[Saved entries]
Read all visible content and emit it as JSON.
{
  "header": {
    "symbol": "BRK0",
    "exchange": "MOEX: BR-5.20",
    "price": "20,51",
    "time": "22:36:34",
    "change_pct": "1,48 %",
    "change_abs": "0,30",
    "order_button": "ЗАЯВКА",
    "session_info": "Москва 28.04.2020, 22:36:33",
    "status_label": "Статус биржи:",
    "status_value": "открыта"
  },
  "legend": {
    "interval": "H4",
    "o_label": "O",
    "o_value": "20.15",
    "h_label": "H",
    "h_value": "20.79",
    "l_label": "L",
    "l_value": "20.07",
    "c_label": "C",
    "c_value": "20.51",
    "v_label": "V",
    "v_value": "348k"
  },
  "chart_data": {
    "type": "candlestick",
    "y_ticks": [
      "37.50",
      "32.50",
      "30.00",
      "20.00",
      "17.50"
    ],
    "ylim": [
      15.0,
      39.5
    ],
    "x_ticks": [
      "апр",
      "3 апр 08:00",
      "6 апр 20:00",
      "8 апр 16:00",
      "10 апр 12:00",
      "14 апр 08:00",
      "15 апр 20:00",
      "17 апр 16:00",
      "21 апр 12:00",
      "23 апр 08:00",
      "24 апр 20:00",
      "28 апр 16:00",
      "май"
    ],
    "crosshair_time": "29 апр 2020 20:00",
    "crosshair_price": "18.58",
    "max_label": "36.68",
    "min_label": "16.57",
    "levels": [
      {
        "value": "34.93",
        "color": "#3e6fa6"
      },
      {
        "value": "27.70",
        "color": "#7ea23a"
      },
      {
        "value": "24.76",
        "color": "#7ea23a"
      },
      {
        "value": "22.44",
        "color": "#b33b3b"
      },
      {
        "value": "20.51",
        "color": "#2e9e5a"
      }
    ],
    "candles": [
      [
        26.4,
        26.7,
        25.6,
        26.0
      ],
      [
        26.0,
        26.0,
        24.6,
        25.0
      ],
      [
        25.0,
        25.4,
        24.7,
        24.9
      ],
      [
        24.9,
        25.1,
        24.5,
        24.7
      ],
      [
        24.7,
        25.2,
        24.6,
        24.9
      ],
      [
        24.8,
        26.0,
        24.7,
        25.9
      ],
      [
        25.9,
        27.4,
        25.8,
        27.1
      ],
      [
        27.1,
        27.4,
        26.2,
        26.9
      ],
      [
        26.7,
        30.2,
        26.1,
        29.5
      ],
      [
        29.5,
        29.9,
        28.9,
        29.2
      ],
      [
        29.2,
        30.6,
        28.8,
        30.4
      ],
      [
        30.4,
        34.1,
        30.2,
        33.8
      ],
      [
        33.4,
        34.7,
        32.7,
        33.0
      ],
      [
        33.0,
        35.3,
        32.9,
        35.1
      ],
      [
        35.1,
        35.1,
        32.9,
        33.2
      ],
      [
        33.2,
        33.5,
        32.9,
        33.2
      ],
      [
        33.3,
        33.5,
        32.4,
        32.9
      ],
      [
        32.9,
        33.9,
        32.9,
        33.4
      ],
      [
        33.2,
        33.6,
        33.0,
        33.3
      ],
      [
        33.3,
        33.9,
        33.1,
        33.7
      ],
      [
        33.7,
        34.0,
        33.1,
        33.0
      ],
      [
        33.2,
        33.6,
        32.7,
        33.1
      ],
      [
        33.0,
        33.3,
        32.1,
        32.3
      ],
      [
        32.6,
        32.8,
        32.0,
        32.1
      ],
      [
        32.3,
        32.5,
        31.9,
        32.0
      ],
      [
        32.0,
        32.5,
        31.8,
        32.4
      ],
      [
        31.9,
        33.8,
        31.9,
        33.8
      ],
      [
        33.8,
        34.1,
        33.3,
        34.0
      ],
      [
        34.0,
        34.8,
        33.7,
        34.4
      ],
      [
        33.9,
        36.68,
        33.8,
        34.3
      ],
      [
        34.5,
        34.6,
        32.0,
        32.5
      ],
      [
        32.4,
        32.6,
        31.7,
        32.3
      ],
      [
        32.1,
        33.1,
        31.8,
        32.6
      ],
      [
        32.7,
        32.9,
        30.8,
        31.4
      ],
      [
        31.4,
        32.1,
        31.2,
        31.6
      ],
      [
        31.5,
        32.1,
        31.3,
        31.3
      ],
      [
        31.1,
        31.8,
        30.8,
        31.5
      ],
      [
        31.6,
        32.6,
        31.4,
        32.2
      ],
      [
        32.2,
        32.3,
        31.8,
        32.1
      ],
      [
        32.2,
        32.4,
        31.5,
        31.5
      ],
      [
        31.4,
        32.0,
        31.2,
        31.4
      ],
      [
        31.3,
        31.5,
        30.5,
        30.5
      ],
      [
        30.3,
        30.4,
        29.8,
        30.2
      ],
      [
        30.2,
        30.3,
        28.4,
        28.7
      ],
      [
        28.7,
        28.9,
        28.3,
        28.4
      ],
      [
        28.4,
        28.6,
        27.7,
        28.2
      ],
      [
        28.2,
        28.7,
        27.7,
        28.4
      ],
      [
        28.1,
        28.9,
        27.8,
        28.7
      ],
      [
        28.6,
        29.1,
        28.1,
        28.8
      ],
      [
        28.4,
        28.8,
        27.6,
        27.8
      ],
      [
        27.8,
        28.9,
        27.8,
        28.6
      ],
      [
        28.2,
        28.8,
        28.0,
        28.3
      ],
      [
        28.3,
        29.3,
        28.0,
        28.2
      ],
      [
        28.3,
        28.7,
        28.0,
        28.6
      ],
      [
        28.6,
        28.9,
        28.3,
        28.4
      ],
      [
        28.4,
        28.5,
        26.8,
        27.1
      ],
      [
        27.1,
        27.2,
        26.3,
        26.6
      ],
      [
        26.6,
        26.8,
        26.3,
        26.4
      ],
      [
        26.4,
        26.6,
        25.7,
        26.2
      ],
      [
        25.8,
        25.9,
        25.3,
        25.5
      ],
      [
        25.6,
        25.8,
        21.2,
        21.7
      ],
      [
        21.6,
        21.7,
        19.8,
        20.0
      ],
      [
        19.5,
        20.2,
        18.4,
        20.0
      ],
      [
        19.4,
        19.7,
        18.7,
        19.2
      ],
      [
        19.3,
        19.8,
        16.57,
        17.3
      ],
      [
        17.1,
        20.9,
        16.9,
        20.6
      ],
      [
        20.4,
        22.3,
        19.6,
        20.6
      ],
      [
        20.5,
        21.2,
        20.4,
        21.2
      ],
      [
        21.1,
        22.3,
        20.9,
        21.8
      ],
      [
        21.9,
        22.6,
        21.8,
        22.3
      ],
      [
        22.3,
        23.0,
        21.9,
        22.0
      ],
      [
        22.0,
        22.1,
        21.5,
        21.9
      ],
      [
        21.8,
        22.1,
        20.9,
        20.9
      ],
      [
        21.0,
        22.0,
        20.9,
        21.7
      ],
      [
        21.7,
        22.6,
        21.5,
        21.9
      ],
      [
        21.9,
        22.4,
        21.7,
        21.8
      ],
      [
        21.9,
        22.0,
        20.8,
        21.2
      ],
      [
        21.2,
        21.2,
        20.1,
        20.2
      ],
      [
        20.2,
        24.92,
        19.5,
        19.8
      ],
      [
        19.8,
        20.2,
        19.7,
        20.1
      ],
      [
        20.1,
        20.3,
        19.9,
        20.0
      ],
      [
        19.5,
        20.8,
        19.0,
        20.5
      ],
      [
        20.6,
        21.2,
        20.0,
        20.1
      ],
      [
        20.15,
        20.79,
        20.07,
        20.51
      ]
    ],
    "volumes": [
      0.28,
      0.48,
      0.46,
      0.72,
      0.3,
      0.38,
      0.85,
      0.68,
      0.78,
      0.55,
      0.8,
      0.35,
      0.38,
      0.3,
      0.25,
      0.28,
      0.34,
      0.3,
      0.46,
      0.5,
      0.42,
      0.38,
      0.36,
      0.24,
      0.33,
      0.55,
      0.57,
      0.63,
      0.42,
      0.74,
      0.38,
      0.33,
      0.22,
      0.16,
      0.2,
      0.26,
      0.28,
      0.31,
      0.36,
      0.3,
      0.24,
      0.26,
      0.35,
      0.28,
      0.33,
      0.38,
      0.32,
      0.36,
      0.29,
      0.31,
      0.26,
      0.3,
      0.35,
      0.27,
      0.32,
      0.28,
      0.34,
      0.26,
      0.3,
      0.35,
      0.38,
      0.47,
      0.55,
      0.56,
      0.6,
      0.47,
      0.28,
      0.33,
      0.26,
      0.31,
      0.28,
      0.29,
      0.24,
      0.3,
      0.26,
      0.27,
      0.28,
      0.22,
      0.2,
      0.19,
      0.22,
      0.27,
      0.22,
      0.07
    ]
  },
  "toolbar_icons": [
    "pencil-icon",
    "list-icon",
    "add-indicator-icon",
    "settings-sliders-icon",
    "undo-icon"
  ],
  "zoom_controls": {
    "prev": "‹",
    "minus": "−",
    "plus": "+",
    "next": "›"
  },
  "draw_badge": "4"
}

Request -> Copy every line of the listing that includes the string "color".

Solution for this task ->
        "color": "#3e6fa6"
        "color": "#7ea23a"
        "color": "#7ea23a"
        "color": "#b33b3b"
        "color": "#2e9e5a"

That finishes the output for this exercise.